• [EXERCISE TASK]
Copy out every line of the data exactly.

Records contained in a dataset
=-=-=-=-=

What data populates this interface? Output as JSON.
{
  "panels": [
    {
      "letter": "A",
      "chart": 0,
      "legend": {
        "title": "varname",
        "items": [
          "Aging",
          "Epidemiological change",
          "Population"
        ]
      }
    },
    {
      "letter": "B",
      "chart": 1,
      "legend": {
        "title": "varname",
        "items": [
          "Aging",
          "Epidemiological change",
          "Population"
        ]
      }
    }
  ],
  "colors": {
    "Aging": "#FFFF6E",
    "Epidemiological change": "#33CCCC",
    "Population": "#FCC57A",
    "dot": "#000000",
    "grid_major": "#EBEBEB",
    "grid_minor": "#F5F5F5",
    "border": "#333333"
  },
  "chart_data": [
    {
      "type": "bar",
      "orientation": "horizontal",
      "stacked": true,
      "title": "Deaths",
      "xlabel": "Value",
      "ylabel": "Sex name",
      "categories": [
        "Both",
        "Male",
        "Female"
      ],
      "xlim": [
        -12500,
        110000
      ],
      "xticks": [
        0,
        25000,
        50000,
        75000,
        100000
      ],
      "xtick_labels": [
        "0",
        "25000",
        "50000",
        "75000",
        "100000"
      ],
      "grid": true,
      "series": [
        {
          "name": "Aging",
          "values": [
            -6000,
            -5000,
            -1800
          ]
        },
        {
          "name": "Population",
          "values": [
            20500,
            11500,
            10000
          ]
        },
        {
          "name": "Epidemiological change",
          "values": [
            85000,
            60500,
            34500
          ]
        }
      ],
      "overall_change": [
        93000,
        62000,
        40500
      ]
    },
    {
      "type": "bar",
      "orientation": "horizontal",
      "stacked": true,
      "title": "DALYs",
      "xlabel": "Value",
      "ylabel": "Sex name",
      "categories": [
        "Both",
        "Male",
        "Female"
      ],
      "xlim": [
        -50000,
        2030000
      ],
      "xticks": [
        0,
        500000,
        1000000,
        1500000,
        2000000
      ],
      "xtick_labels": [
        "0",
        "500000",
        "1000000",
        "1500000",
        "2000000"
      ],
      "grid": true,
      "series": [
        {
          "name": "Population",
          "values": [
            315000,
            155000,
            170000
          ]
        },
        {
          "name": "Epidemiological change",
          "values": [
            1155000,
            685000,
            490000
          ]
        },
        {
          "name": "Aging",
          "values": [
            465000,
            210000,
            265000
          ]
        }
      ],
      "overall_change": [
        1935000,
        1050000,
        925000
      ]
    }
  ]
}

=-=-=-=-=

• [RESPONSE BELOW]
What data populates this interface? Output as JSON.
{
  "panels": [
    {
      "letter": "A",
      "chart": 0,
      "legend": {
        "title": "varname",
        "items": [
          "Aging",
          "Epidemiological change",
          "Population"
        ]
      }
    },
    {
      "letter": "B",
      "chart": 1,
      "legend": {
        "title": "varname",
        "items": [
          "Aging",
          "Epidemiological change",
          "Population"
        ]
      }
    }
  ],
  "colors": {
    "Aging": "#FFFF6E",
    "Epidemiological change": "#33CCCC",
    "Population": "#FCC57A",
    "dot": "#000000",
    "grid_major": "#EBEBEB",
    "grid_minor": "#F5F5F5",
    "border": "#333333"
  },
  "chart_data": [
    {
      "type": "bar",
      "orientation": "horizontal",
      "stacked": true,
      "title": "Deaths",
      "xlabel": "Value",
      "ylabel": "Sex name",
      "categories": [
        "Both",
        "Male",
        "Female"
      ],
      "xlim": [
        -12500,
        110000
      ],
      "xticks": [
        0,
        25000,
        50000,
        75000,
        100000
      ],
      "xtick_labels": [
        "0",
        "25000",
        "50000",
        "75000",
        "100000"
      ],
      "grid": true,
      "series": [
        {
          "name": "Aging",
          "values": [
            -6000,
            -5000,
            -1800
          ]
        },
        {
          "name": "Population",
          "values": [
            20500,
            11500,
            10000
          ]
        },
        {
          "name": "Epidemiological change",
          "values": [
            85000,
            60500,
            34500
          ]
        }
      ],
      "overall_change": [
        93000,
        62000,
        40500
      ]
    },
    {
      "type": "bar",
      "orientation": "horizontal",
      "stacked": true,
      "title": "DALYs",
      "xlabel": "Value",
      "ylabel": "Sex name",
      "categories": [
        "Both",
        "Male",
        "Female"
      ],
      "xlim": [
        -50000,
        2030000
      ],
      "xticks": [
        0,
        500000,
        1000000,
        1500000,
        2000000
      ],
      "xtick_labels": [
        "0",
        "500000",
        "1000000",
        "1500000",
        "2000000"
      ],
      "grid": true,
      "series": [
        {
          "name": "Population",
          "values": [
            315000,
            155000,
            170000
          ]
        },
        {
          "name": "Epidemiological change",
          "values": [
            1155000,
            685000,
            490000
          ]
        },
        {
          "name": "Aging",
          "values": [
            465000,
            210000,
            265000
          ]
        }
      ],
      "overall_change": [
        1935000,
        1050000,
        925000
      ]
    }
  ]
}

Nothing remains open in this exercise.